-- begin --
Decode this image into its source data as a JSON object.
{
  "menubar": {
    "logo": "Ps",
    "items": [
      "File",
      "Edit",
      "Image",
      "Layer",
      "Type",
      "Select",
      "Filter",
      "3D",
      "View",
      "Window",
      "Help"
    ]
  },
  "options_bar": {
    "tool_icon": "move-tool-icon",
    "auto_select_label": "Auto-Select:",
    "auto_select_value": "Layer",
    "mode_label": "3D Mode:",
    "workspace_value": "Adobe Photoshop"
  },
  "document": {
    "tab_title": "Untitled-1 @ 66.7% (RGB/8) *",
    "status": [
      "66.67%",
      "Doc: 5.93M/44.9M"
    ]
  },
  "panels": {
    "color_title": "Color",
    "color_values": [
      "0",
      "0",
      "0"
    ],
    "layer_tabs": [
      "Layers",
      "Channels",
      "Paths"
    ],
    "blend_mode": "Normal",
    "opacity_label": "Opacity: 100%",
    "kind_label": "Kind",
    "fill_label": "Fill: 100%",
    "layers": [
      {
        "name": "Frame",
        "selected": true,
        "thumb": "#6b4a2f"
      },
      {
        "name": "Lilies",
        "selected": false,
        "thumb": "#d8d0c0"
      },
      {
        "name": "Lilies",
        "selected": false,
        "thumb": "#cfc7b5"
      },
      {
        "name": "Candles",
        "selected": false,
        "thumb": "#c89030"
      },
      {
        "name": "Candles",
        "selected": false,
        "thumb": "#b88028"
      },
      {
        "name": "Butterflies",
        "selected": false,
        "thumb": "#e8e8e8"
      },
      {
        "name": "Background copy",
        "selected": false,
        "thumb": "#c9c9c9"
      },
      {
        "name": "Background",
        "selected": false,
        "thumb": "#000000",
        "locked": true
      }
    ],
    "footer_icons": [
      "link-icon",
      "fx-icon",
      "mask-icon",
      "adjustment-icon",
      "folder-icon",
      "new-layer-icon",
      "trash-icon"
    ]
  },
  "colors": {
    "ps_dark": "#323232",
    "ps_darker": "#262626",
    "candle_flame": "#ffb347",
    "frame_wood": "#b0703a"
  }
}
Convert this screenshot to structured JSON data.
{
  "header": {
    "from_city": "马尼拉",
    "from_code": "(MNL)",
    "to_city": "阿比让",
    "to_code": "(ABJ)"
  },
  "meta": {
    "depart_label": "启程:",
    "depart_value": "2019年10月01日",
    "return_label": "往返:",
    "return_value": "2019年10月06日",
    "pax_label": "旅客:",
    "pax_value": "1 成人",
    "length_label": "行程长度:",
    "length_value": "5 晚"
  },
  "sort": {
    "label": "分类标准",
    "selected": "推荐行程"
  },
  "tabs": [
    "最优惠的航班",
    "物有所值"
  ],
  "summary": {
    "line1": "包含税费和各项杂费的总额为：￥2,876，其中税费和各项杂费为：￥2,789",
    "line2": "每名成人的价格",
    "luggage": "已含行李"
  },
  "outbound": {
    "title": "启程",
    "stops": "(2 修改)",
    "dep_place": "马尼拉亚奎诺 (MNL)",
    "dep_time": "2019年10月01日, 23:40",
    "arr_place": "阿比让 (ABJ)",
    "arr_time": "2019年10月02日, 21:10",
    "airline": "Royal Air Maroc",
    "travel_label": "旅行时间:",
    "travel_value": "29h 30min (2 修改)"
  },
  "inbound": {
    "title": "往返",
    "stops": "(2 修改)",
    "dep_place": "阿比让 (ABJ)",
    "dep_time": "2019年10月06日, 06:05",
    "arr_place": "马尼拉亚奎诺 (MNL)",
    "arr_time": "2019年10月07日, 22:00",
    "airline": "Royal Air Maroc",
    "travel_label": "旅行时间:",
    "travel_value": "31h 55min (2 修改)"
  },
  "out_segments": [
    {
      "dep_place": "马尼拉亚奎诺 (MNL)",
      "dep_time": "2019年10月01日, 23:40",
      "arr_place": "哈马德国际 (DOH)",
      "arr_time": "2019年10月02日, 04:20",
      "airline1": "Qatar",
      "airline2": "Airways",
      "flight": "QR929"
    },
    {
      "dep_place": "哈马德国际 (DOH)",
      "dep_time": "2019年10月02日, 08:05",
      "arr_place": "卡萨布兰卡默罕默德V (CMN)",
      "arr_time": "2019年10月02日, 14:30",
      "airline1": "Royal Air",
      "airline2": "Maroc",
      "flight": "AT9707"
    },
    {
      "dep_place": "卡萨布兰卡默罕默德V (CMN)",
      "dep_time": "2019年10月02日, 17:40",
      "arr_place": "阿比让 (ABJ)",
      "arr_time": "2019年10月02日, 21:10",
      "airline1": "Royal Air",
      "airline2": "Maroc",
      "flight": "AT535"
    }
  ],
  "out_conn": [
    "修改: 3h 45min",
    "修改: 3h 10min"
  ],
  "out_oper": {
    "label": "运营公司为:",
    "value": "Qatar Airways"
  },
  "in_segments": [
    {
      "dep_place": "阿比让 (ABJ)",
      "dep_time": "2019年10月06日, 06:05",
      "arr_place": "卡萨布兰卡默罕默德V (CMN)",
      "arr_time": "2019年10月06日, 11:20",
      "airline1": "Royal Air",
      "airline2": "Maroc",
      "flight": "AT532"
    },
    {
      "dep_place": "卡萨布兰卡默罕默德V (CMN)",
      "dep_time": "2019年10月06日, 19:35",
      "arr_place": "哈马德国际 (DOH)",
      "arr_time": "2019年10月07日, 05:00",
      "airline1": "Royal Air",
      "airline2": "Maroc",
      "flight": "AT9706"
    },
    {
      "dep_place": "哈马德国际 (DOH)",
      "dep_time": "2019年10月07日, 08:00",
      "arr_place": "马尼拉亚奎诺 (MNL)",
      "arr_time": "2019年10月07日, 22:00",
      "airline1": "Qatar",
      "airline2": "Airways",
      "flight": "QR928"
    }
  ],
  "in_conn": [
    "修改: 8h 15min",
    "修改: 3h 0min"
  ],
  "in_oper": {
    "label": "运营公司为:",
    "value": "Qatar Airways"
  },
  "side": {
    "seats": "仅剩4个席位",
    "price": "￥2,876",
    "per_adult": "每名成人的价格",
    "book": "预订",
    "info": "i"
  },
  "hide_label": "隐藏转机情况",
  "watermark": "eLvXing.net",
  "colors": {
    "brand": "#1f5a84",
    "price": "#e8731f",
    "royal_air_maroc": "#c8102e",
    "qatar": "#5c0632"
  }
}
-- end --
### Short task
Write the material out exactly, with nothing left out.

### Solution to this task
Decode this image into its source data as a JSON object.
{
  "menubar": {
    "logo": "Ps",
    "items": [
      "File",
      "Edit",
      "Image",
      "Layer",
      "Type",
      "Select",
      "Filter",
      "3D",
      "View",
      "Window",
      "Help"
    ]
  },
  "options_bar": {
    "tool_icon": "move-tool-icon",
    "auto_select_label": "Auto-Select:",
    "auto_select_value": "Layer",
    "mode_label": "3D Mode:",
    "workspace_value": "Adobe Photoshop"
  },
  "document": {
    "tab_title": "Untitled-1 @ 66.7% (RGB/8) *",
    "status": [
      "66.67%",
      "Doc: 5.93M/44.9M"
    ]
  },
  "panels": {
    "color_title": "Color",
    "color_values": [
      "0",
      "0",
      "0"
    ],
    "layer_tabs": [
      "Layers",
      "Channels",
      "Paths"
    ],
    "blend_mode": "Normal",
    "opacity_label": "Opacity: 100%",
    "kind_label": "Kind",
    "fill_label": "Fill: 100%",
    "layers": [
      {
        "name": "Frame",
        "selected": true,
        "thumb": "#6b4a2f"
      },
      {
        "name": "Lilies",
        "selected": false,
        "thumb": "#d8d0c0"
      },
      {
        "name": "Lilies",
        "selected": false,
        "thumb": "#cfc7b5"
      },
      {
        "name": "Candles",
        "selected": false,
        "thumb": "#c89030"
      },
      {
        "name": "Candles",
        "selected": false,
        "thumb": "#b88028"
      },
      {
        "name": "Butterflies",
        "selected": false,
        "thumb": "#e8e8e8"
      },
      {
        "name": "Background copy",
        "selected": false,
        "thumb": "#c9c9c9"
      },
      {
        "name": "Background",
        "selected": false,
        "thumb": "#000000",
        "locked": true
      }
    ],
    "footer_icons": [
      "link-icon",
      "fx-icon",
      "mask-icon",
      "adjustment-icon",
      "folder-icon",
      "new-layer-icon",
      "trash-icon"
    ]
  },
  "colors": {
    "ps_dark": "#323232",
    "ps_darker": "#262626",
    "candle_flame": "#ffb347",
    "frame_wood": "#b0703a"
  }
}
Convert this screenshot to structured JSON data.
{
  "header": {
    "from_city": "马尼拉",
    "from_code": "(MNL)",
    "to_city": "阿比让",
    "to_code": "(ABJ)"
  },
  "meta": {
    "depart_label": "启程:",
    "depart_value": "2019年10月01日",
    "return_label": "往返:",
    "return_value": "2019年10月06日",
    "pax_label": "旅客:",
    "pax_value": "1 成人",
    "length_label": "行程长度:",
    "length_value": "5 晚"
  },
  "sort": {
    "label": "分类标准",
    "selected": "推荐行程"
  },
  "tabs": [
    "最优惠的航班",
    "物有所值"
  ],
  "summary": {
    "line1": "包含税费和各项杂费的总额为：￥2,876，其中税费和各项杂费为：￥2,789",
    "line2": "每名成人的价格",
    "luggage": "已含行李"
  },
  "outbound": {
    "title": "启程",
    "stops": "(2 修改)",
    "dep_place": "马尼拉亚奎诺 (MNL)",
    "dep_time": "2019年10月01日, 23:40",
    "arr_place": "阿比让 (ABJ)",
    "arr_time": "2019年10月02日, 21:10",
    "airline": "Royal Air Maroc",
    "travel_label": "旅行时间:",
    "travel_value": "29h 30min (2 修改)"
  },
  "inbound": {
    "title": "往返",
    "stops": "(2 修改)",
    "dep_place": "阿比让 (ABJ)",
    "dep_time": "2019年10月06日, 06:05",
    "arr_place": "马尼拉亚奎诺 (MNL)",
    "arr_time": "2019年10月07日, 22:00",
    "airline": "Royal Air Maroc",
    "travel_label": "旅行时间:",
    "travel_value": "31h 55min (2 修改)"
  },
  "out_segments": [
    {
      "dep_place": "马尼拉亚奎诺 (MNL)",
      "dep_time": "2019年10月01日, 23:40",
      "arr_place": "哈马德国际 (DOH)",
      "arr_time": "2019年10月02日, 04:20",
      "airline1": "Qatar",
      "airline2": "Airways",
      "flight": "QR929"
    },
    {
      "dep_place": "哈马德国际 (DOH)",
      "dep_time": "2019年10月02日, 08:05",
      "arr_place": "卡萨布兰卡默罕默德V (CMN)",
      "arr_time": "2019年10月02日, 14:30",
      "airline1": "Royal Air",
      "airline2": "Maroc",
      "flight": "AT9707"
    },
    {
      "dep_place": "卡萨布兰卡默罕默德V (CMN)",
      "dep_time": "2019年10月02日, 17:40",
      "arr_place": "阿比让 (ABJ)",
      "arr_time": "2019年10月02日, 21:10",
      "airline1": "Royal Air",
      "airline2": "Maroc",
      "flight": "AT535"
    }
  ],
  "out_conn": [
    "修改: 3h 45min",
    "修改: 3h 10min"
  ],
  "out_oper": {
    "label": "运营公司为:",
    "value": "Qatar Airways"
  },
  "in_segments": [
    {
      "dep_place": "阿比让 (ABJ)",
      "dep_time": "2019年10月06日, 06:05",
      "arr_place": "卡萨布兰卡默罕默德V (CMN)",
      "arr_time": "2019年10月06日, 11:20",
      "airline1": "Royal Air",
      "airline2": "Maroc",
      "flight": "AT532"
    },
    {
      "dep_place": "卡萨布兰卡默罕默德V (CMN)",
      "dep_time": "2019年10月06日, 19:35",
      "arr_place": "哈马德国际 (DOH)",
      "arr_time": "2019年10月07日, 05:00",
      "airline1": "Royal Air",
      "airline2": "Maroc",
      "flight": "AT9706"
    },
    {
      "dep_place": "哈马德国际 (DOH)",
      "dep_time": "2019年10月07日, 08:00",
      "arr_place": "马尼拉亚奎诺 (MNL)",
      "arr_time": "2019年10月07日, 22:00",
      "airline1": "Qatar",
      "airline2": "Airways",
      "flight": "QR928"
    }
  ],
  "in_conn": [
    "修改: 8h 15min",
    "修改: 3h 0min"
  ],
  "in_oper": {
    "label": "运营公司为:",
    "value": "Qatar Airways"
  },
  "side": {
    "seats": "仅剩4个席位",
    "price": "￥2,876",
    "per_adult": "每名成人的价格",
    "book": "预订",
    "info": "i"
  },
  "hide_label": "隐藏转机情况",
  "watermark": "eLvXing.net",
  "colors": {
    "brand": "#1f5a84",
    "price": "#e8731f",
    "royal_air_maroc": "#c8102e",
    "qatar": "#5c0632"
  }
}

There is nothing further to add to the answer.